▶ **Problem**
Using the material below, copy every line where "increase" appears.

-- Dataset rows start --

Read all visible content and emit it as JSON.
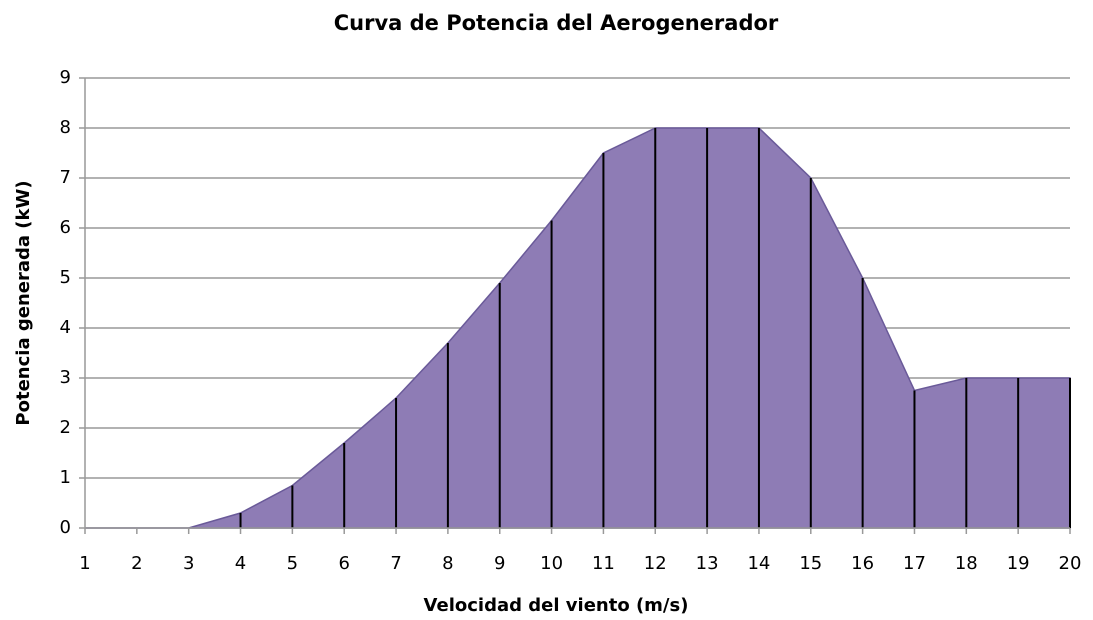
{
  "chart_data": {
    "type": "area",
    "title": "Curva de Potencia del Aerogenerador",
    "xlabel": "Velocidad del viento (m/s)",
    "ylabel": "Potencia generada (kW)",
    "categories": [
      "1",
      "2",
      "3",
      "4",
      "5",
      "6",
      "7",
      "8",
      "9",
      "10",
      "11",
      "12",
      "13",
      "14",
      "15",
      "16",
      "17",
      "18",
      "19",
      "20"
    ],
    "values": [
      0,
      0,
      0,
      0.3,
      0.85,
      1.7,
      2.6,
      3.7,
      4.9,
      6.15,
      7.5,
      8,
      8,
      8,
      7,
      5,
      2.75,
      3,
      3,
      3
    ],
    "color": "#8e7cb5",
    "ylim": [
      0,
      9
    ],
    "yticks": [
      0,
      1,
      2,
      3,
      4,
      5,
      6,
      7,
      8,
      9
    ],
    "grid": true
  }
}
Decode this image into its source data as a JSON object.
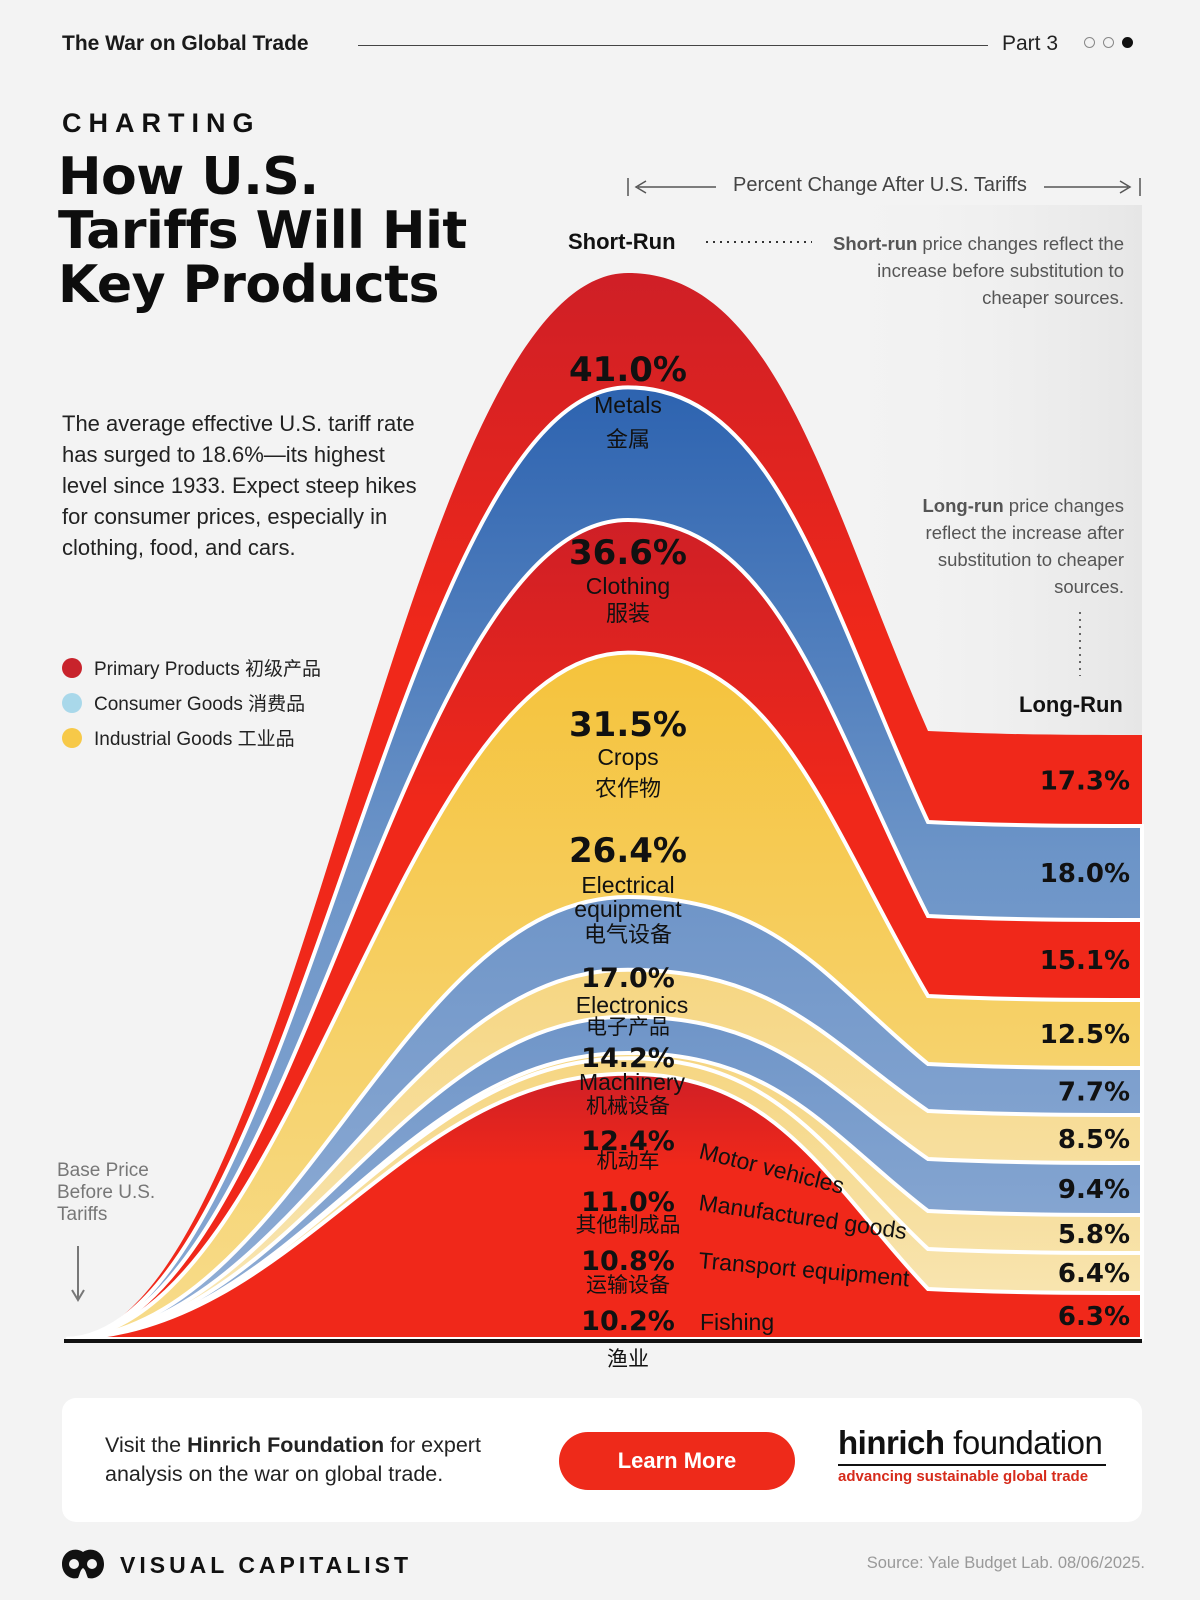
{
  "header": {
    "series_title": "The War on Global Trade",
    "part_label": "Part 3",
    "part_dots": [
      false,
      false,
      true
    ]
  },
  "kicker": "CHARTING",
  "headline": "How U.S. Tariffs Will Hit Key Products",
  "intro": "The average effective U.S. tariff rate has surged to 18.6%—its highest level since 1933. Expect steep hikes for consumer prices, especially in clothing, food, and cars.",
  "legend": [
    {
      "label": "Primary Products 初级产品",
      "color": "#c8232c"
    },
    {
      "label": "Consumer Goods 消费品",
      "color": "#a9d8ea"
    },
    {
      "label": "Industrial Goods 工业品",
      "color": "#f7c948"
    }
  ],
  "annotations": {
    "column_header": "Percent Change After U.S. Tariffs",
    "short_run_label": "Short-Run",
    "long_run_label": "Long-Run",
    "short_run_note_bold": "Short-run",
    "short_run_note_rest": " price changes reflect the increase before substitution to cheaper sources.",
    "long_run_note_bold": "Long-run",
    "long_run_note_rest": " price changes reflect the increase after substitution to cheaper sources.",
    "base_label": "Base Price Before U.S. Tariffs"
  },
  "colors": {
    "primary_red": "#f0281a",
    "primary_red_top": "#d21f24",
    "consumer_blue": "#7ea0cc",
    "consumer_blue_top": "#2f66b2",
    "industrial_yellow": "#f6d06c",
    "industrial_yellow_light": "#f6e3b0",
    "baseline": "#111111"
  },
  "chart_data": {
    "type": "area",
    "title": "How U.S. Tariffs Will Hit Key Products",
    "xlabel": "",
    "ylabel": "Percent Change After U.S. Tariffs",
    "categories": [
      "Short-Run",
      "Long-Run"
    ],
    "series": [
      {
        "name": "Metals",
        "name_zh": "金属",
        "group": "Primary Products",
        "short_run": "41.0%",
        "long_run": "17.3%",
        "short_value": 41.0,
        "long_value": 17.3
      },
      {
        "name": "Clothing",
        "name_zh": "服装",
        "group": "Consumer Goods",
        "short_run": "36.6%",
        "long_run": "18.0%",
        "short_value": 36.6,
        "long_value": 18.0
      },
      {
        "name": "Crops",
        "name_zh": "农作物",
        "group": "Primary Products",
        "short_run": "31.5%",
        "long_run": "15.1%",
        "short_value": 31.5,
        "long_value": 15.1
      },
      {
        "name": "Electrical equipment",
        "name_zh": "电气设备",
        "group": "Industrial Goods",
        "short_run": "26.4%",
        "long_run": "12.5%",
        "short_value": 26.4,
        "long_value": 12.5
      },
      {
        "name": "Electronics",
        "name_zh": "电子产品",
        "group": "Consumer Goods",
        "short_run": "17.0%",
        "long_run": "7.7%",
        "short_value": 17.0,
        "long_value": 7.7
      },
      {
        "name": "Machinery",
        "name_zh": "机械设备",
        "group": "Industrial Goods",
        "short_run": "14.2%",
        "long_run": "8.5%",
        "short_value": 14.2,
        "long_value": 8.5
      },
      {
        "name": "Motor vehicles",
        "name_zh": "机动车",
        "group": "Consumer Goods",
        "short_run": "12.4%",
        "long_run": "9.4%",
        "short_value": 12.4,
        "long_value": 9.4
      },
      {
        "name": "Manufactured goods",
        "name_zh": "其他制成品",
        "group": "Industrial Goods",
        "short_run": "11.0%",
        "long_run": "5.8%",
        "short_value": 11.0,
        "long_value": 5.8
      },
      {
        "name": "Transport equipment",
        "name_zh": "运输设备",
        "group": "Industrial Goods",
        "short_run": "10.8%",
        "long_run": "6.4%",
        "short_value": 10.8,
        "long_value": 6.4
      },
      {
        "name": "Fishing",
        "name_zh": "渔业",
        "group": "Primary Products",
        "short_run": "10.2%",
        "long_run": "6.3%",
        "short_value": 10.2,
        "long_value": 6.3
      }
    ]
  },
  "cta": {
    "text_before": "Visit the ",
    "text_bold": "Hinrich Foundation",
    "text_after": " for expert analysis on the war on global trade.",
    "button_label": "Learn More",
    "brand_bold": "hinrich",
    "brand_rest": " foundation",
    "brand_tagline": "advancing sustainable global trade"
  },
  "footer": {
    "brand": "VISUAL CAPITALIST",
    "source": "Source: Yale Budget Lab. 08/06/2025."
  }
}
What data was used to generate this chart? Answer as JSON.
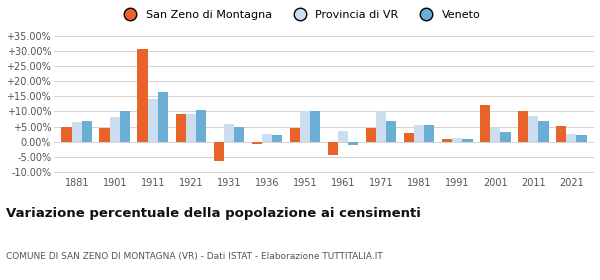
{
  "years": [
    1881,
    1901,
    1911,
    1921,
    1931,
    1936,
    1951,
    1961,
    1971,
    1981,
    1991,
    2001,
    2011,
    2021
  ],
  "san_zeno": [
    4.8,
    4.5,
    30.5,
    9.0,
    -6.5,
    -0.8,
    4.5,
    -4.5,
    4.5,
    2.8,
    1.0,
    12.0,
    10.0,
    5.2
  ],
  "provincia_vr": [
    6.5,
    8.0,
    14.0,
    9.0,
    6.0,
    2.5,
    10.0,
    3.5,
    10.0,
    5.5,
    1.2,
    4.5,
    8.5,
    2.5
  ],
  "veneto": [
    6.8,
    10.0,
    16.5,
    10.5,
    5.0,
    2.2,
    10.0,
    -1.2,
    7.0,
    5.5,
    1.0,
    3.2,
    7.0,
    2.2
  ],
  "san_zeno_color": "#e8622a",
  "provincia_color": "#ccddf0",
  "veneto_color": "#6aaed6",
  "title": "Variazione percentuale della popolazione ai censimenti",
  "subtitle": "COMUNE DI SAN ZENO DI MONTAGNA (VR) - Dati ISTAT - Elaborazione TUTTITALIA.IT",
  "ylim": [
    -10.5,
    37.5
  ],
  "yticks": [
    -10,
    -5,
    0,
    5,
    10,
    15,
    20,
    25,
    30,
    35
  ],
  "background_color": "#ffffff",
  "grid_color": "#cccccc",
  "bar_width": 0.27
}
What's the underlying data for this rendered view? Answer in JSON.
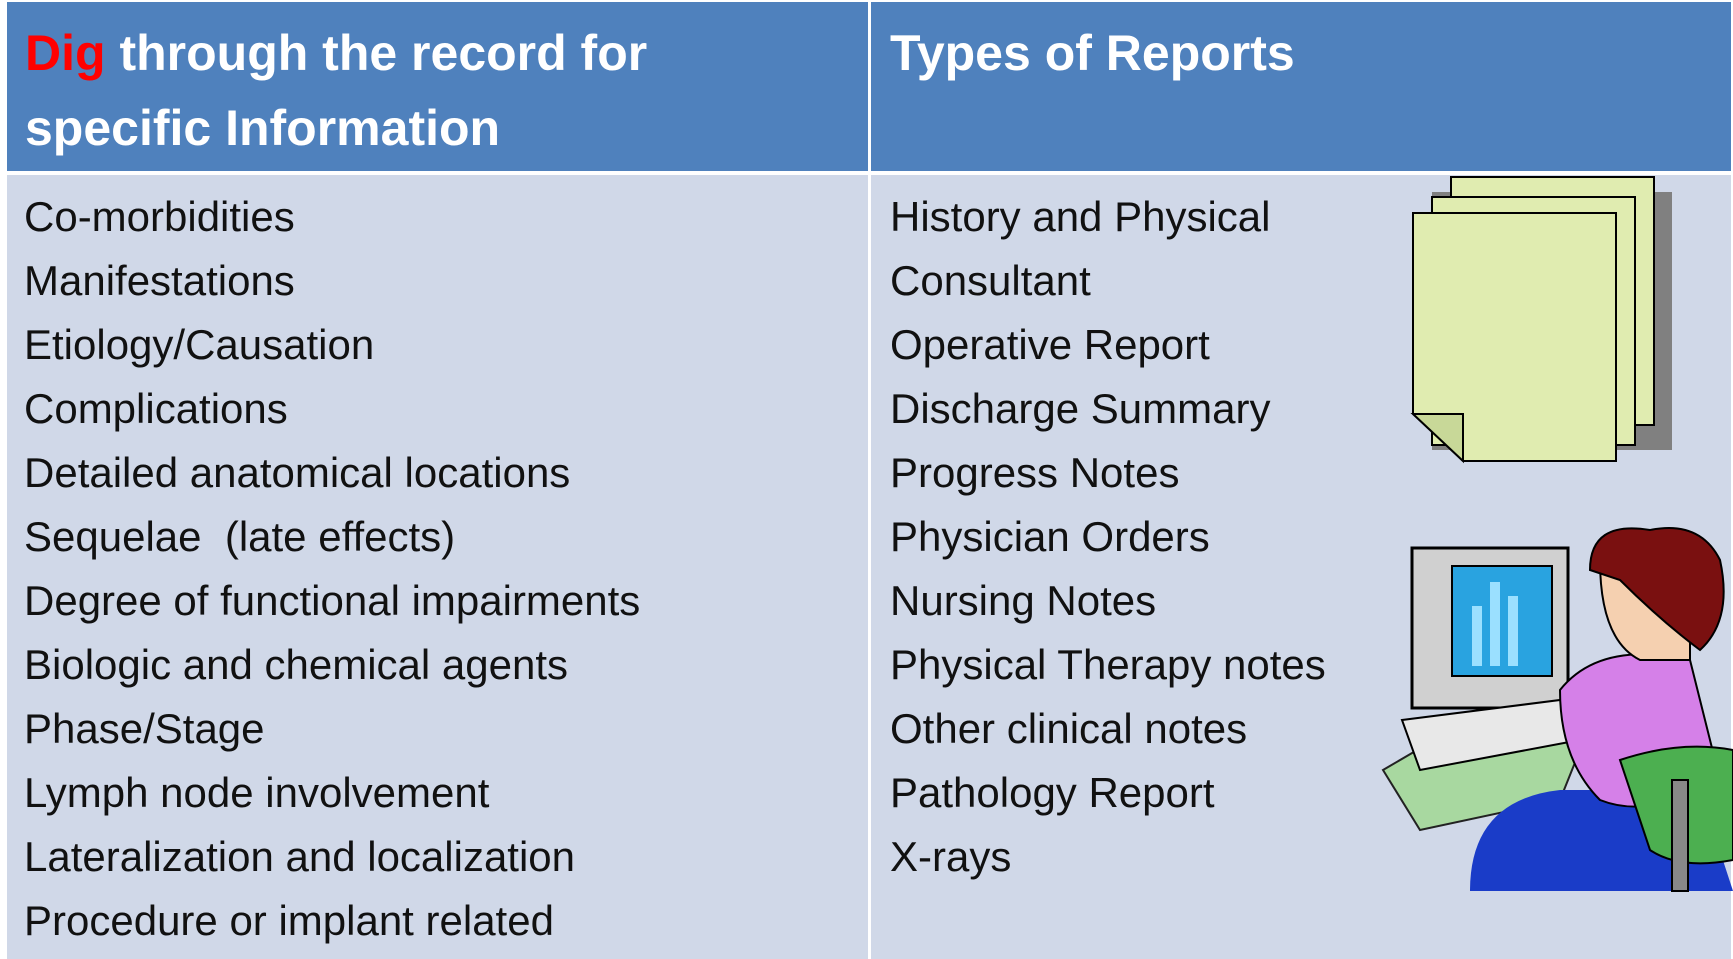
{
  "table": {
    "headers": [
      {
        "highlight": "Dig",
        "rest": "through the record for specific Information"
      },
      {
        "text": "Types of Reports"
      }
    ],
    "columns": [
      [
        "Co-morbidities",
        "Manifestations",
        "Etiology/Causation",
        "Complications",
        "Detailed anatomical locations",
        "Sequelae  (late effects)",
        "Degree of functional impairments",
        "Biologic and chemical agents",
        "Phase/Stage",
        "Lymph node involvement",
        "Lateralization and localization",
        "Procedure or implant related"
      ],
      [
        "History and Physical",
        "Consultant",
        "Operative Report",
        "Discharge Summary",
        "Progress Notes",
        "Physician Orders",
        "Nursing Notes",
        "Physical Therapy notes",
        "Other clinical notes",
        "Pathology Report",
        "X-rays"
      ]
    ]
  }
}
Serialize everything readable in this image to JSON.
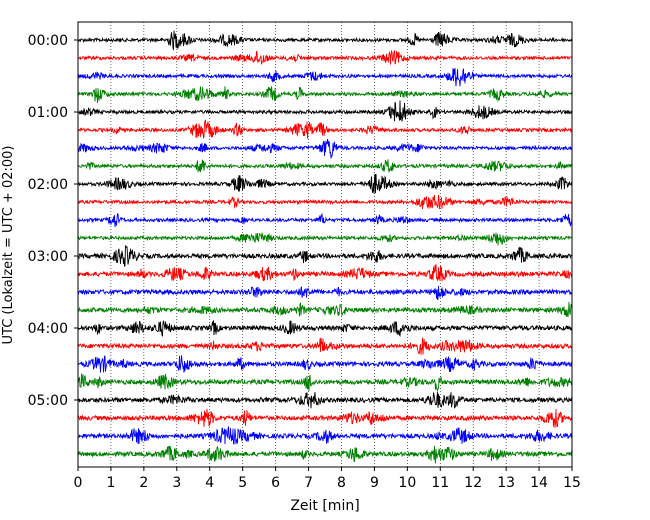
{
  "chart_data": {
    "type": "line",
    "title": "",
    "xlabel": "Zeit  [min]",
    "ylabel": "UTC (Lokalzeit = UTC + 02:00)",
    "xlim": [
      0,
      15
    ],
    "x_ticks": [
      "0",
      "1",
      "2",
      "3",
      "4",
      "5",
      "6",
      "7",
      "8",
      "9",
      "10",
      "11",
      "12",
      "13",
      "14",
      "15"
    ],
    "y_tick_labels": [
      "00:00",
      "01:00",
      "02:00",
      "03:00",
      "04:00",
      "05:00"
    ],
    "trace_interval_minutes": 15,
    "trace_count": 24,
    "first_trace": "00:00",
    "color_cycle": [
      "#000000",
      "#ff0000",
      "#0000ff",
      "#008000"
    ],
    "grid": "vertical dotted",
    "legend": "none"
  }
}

-- Dataset rows end --

▶ **Finished answer**
    "short_run_note_rest": " price changes reflect the increase before substitution to cheaper sources.",
    "long_run_note_rest": " price changes reflect the increase after substitution to cheaper sources.",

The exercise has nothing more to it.